Records supplied —
- - -
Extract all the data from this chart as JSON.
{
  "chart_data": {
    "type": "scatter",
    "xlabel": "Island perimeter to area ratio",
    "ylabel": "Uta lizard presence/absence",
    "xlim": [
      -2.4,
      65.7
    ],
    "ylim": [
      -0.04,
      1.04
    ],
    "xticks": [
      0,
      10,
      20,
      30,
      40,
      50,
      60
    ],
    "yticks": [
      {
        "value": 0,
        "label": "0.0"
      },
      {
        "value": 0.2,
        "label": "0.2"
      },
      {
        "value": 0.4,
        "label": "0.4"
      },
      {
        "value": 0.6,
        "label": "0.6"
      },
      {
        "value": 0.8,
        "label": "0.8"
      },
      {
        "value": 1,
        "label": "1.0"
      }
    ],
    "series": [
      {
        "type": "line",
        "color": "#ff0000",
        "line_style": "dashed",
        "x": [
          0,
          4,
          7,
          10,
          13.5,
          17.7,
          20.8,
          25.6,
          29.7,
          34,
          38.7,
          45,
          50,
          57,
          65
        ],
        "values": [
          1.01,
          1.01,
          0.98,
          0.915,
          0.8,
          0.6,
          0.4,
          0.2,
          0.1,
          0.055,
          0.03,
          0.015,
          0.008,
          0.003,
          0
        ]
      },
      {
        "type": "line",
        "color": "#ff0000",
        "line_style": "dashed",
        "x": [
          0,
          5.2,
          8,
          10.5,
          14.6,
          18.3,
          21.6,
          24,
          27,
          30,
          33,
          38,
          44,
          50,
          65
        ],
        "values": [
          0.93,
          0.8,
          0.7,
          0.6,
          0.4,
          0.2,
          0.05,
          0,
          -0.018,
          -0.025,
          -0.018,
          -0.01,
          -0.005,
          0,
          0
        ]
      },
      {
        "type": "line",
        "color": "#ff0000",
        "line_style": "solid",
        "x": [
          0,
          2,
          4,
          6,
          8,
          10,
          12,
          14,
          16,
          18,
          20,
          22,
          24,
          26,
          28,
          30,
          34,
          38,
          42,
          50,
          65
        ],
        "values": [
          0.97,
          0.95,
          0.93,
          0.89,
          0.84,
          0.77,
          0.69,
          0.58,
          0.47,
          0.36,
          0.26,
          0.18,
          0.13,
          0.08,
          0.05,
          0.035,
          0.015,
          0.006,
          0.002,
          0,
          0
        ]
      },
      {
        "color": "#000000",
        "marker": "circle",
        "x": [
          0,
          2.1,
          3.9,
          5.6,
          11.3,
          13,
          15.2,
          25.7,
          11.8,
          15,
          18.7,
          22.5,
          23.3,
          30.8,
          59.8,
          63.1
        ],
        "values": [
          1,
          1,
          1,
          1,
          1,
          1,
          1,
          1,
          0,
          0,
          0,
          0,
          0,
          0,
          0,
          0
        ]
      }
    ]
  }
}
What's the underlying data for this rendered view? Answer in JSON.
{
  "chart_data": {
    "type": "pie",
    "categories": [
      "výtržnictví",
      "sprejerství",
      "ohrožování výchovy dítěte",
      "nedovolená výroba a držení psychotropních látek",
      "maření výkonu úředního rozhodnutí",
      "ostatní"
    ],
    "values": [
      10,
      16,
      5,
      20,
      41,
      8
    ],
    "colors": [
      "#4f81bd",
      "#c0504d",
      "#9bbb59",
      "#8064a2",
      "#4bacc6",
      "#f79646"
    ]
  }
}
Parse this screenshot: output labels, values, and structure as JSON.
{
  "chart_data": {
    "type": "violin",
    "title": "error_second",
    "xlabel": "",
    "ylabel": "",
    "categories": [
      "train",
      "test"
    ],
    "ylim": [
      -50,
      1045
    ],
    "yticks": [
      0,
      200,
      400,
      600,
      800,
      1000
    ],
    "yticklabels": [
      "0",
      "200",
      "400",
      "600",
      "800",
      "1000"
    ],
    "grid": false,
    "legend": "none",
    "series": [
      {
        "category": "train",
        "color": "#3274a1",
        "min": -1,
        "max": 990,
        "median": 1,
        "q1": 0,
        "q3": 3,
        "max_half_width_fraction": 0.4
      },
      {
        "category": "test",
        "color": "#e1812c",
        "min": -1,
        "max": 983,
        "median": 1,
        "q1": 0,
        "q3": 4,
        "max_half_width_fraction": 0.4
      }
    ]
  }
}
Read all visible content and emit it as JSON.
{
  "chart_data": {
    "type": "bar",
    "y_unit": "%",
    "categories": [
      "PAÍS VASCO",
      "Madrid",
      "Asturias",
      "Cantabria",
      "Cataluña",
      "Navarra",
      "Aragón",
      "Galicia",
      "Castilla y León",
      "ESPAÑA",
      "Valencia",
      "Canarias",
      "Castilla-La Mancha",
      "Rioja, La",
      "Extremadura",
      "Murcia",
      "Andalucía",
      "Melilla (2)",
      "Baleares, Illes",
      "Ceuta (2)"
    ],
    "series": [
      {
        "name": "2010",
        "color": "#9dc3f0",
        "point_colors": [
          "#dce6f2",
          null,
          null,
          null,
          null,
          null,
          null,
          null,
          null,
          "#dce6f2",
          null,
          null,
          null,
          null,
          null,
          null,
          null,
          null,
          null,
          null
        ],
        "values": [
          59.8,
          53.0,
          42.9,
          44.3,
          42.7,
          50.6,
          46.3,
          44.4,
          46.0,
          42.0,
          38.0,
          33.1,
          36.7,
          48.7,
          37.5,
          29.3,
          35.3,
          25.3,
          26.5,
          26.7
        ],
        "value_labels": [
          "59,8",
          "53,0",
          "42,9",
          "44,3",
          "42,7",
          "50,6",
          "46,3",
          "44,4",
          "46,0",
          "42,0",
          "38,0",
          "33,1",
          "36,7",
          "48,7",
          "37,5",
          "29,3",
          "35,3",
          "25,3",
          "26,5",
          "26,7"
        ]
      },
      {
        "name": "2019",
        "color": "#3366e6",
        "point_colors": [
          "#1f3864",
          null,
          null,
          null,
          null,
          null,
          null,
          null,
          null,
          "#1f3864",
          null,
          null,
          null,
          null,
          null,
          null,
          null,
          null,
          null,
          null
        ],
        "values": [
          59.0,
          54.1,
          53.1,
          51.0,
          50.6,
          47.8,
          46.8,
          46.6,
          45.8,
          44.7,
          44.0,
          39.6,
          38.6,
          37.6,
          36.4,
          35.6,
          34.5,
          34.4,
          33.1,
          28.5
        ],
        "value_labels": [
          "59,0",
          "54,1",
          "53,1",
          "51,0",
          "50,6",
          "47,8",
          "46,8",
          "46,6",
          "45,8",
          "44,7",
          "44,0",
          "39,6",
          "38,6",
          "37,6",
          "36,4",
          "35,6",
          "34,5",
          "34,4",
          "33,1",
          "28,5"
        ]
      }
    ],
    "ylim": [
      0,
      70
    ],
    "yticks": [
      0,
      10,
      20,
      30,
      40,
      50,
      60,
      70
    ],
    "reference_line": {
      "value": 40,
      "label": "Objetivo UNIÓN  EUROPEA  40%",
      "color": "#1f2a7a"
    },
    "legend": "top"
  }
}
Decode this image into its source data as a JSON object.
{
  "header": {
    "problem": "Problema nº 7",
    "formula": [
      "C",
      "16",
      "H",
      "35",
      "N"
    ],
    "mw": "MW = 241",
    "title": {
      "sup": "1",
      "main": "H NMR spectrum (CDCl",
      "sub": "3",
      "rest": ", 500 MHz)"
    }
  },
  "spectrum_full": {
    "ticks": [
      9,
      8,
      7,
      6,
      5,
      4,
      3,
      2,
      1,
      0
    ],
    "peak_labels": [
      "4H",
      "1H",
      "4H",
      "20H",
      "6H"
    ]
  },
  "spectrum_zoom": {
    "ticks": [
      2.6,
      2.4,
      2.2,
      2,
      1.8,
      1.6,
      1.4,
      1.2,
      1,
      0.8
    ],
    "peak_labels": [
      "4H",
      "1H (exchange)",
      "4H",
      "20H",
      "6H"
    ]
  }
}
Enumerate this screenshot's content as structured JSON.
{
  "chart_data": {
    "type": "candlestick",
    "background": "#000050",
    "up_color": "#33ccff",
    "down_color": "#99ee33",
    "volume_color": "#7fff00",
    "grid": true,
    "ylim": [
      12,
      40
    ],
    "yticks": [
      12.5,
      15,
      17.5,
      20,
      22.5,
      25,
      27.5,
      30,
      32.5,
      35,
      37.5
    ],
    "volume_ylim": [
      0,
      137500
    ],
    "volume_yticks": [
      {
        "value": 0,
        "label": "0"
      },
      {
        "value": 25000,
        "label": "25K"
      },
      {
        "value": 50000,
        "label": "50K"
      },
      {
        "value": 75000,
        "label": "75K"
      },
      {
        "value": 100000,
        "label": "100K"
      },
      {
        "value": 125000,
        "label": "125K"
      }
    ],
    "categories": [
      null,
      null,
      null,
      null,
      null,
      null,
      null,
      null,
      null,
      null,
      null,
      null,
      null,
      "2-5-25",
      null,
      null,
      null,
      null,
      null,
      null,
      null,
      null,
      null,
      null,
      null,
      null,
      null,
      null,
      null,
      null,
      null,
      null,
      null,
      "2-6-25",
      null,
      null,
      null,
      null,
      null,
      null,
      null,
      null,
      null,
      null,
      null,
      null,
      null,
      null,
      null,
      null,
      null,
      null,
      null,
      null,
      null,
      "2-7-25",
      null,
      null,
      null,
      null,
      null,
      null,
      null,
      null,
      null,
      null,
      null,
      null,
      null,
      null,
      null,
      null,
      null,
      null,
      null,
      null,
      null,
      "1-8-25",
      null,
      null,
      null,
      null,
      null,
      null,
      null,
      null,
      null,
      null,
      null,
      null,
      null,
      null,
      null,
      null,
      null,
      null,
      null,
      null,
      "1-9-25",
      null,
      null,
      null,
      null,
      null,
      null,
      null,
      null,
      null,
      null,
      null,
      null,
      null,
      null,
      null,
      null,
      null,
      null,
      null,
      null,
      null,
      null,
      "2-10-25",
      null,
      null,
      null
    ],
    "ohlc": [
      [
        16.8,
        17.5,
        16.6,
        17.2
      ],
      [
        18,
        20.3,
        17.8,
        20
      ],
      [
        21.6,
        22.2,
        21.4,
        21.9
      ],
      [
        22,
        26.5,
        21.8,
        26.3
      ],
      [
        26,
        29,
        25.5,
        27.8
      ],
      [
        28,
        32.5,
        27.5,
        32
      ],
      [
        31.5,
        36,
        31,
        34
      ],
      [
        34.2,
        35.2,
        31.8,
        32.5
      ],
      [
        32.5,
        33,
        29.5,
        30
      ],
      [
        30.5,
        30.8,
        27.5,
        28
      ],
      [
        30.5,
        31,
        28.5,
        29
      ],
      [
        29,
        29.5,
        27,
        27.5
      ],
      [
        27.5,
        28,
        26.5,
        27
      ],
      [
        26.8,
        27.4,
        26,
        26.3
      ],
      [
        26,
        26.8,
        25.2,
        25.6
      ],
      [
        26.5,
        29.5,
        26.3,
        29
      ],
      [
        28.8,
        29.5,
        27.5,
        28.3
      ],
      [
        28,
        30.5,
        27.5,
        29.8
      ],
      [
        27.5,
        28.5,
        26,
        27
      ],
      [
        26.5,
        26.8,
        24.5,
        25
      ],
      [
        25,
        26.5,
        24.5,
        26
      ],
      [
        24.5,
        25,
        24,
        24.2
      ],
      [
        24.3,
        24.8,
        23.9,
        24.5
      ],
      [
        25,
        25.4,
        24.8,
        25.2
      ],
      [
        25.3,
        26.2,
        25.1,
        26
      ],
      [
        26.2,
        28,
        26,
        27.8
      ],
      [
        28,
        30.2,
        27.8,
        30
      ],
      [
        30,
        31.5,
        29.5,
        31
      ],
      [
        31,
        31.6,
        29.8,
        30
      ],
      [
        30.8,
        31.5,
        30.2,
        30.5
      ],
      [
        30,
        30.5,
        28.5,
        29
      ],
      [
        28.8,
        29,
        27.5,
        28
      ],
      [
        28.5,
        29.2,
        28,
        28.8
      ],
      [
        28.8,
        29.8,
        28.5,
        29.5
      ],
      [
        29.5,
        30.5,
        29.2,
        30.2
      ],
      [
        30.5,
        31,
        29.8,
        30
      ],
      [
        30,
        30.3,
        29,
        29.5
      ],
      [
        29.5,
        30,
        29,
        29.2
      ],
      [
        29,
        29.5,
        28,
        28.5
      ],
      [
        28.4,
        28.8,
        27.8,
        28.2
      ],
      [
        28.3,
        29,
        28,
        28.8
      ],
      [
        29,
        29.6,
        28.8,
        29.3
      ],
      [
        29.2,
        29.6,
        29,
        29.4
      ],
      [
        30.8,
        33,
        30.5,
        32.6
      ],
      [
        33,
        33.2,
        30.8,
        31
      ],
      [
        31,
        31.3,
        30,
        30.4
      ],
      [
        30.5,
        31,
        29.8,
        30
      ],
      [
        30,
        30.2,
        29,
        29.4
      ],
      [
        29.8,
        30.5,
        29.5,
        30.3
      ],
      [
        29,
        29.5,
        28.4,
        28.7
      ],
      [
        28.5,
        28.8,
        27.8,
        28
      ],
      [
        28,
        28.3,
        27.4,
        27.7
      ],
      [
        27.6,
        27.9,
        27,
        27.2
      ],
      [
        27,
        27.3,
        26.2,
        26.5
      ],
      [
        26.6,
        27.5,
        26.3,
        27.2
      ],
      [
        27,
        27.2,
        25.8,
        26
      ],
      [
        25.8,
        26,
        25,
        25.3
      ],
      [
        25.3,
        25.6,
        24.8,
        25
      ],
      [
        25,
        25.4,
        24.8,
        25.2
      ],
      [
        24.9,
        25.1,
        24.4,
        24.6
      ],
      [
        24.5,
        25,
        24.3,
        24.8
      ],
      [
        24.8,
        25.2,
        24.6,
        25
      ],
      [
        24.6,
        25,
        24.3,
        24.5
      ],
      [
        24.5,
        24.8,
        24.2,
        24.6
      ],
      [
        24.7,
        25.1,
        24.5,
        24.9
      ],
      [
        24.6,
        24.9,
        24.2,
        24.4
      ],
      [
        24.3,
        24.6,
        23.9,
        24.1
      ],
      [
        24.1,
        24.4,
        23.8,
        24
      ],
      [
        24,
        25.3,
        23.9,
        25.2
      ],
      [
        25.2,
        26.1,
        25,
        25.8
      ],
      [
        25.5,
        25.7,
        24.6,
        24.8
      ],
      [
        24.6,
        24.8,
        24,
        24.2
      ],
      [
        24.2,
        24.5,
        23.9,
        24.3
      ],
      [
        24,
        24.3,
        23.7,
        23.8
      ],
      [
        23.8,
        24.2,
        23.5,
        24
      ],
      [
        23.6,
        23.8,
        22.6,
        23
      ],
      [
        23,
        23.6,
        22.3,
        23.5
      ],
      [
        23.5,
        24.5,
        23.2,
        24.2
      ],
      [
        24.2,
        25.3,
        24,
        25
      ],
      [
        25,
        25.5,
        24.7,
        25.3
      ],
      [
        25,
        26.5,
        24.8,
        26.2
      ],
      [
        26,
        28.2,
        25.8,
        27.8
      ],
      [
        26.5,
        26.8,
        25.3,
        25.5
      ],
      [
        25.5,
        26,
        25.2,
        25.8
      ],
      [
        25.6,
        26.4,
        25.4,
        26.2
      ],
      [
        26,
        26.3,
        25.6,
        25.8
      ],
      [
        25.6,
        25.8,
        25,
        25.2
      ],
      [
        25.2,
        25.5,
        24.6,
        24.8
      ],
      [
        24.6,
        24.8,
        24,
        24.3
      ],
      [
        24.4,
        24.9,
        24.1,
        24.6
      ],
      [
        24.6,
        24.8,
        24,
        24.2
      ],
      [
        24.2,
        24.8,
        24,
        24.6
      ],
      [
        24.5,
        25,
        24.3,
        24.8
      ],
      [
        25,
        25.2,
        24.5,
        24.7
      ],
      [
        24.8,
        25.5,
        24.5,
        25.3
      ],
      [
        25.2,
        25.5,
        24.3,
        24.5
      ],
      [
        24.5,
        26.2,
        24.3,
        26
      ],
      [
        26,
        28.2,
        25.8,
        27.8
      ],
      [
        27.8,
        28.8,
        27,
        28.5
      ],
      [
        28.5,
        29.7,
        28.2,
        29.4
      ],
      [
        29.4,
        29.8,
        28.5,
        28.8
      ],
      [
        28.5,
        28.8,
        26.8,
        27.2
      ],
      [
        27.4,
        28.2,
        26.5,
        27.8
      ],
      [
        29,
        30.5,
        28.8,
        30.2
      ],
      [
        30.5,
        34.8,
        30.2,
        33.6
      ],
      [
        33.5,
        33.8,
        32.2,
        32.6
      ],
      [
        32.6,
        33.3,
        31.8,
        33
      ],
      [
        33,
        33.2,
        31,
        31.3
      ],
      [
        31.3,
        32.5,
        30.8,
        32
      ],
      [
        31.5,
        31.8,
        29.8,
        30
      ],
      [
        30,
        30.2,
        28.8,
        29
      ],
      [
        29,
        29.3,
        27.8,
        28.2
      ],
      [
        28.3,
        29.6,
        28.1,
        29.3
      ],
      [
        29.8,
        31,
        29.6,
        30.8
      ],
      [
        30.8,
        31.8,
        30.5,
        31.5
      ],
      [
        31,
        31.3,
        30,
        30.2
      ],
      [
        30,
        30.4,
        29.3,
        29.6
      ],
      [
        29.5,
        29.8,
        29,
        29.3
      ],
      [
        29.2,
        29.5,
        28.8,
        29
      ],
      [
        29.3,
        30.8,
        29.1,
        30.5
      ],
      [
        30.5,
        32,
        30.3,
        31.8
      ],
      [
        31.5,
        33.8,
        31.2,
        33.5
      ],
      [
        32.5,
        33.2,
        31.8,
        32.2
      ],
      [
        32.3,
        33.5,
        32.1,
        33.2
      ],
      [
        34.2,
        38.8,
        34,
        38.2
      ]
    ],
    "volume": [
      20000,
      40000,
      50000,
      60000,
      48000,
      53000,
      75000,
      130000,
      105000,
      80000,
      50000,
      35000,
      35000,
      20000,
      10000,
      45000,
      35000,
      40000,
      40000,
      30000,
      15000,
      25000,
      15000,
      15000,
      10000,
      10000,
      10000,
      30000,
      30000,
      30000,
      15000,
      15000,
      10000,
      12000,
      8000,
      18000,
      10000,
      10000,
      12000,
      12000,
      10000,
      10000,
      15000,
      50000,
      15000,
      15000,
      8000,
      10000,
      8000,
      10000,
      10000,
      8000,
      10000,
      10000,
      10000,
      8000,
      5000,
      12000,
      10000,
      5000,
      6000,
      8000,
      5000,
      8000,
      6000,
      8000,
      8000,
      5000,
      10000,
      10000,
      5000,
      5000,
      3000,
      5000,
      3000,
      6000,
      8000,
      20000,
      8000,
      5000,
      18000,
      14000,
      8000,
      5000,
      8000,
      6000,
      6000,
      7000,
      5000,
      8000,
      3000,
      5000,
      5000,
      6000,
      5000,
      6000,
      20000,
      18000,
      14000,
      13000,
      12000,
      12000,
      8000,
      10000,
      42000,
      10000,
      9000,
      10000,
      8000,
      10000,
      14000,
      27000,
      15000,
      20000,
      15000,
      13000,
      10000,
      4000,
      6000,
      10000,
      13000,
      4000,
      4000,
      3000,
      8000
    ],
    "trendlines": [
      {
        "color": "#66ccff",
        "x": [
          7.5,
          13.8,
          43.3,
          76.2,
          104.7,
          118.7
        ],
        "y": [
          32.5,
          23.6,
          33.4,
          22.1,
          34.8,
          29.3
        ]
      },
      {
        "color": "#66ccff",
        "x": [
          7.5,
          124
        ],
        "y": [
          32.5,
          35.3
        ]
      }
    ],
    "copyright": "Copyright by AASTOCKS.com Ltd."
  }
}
- - -
Check each line of the records for "this" and copy the ones that contain it.

The completed task —
Extract all the data from this chart as JSON.
What's the underlying data for this rendered view? Answer in JSON.
Parse this screenshot: output labels, values, and structure as JSON.
Decode this image into its source data as a JSON object.
Enumerate this screenshot's content as structured JSON.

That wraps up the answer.